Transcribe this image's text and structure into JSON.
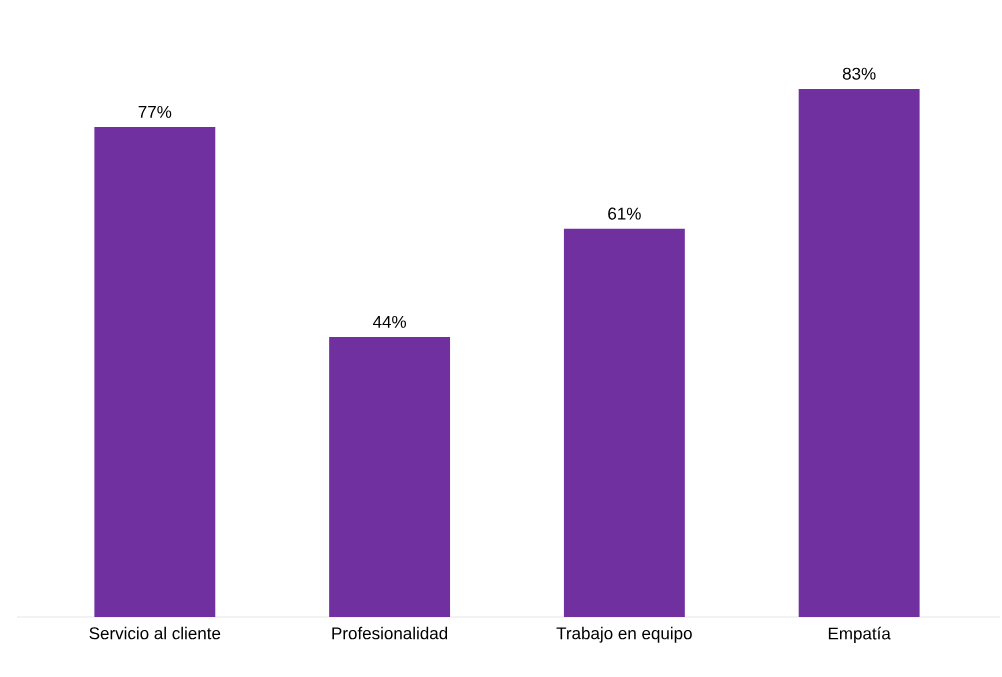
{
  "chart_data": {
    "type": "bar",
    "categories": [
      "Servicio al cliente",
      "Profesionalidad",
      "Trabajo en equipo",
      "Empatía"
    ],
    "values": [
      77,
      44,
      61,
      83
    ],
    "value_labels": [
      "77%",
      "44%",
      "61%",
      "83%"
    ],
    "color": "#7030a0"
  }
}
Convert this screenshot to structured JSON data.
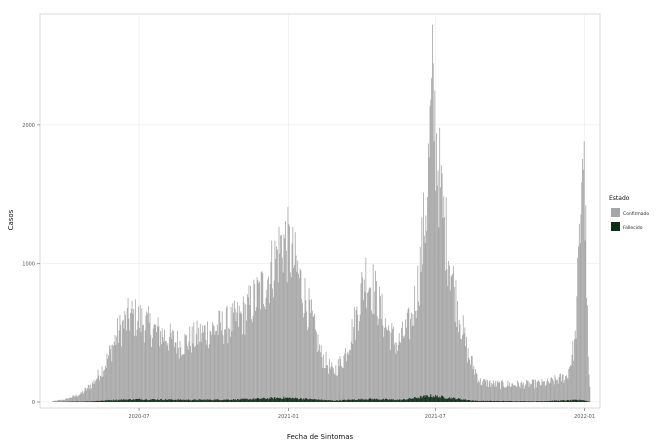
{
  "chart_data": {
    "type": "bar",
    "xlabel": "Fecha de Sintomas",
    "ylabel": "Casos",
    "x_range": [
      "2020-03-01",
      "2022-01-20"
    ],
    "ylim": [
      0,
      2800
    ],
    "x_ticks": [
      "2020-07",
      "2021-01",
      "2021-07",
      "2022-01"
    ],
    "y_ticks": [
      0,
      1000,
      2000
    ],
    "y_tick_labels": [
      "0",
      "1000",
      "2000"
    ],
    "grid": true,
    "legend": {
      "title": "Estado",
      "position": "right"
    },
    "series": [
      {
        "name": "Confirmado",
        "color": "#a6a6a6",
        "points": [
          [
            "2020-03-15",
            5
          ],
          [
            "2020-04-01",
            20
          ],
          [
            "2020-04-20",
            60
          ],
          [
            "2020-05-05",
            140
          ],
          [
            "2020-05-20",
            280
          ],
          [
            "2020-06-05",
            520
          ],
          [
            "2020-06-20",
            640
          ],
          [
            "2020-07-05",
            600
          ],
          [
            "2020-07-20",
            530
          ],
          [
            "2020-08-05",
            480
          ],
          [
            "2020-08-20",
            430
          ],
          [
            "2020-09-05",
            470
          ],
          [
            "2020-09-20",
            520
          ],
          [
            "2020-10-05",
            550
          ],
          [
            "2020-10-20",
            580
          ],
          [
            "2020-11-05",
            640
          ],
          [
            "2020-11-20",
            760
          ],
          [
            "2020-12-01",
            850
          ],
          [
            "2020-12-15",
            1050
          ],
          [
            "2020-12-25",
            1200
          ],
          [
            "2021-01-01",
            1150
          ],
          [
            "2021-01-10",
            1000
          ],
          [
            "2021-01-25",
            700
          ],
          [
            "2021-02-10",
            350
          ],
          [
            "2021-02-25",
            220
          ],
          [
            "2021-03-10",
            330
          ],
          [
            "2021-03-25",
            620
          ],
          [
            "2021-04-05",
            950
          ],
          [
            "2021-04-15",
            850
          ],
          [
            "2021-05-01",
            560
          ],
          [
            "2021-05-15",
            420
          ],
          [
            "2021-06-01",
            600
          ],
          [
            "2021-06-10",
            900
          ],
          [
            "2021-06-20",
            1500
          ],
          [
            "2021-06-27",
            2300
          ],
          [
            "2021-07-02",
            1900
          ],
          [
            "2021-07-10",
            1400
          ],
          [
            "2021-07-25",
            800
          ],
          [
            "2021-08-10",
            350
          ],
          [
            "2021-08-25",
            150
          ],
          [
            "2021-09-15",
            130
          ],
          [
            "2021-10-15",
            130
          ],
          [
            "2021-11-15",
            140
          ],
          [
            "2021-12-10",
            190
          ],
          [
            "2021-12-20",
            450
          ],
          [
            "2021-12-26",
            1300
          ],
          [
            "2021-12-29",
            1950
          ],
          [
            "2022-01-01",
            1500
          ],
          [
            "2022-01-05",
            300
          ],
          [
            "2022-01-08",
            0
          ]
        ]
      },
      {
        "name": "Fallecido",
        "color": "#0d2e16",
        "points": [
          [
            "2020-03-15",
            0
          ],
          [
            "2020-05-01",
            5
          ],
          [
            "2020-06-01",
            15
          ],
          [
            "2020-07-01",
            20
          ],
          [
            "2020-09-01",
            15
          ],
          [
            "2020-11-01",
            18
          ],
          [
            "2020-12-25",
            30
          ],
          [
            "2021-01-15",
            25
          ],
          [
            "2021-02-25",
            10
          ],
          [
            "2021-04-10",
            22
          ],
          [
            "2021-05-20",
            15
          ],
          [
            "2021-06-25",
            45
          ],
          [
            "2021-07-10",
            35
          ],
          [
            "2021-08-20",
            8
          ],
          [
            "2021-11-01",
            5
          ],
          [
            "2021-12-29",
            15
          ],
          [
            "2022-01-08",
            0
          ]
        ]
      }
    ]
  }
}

------------------------

§ **OBJECTIVE**:
Filter the records above for lines containing the word "this", and copy those lines.

§ **REPLY**:
Transcribe this image's text and structure into JSON.
Convert this screenshot to structured JSON data.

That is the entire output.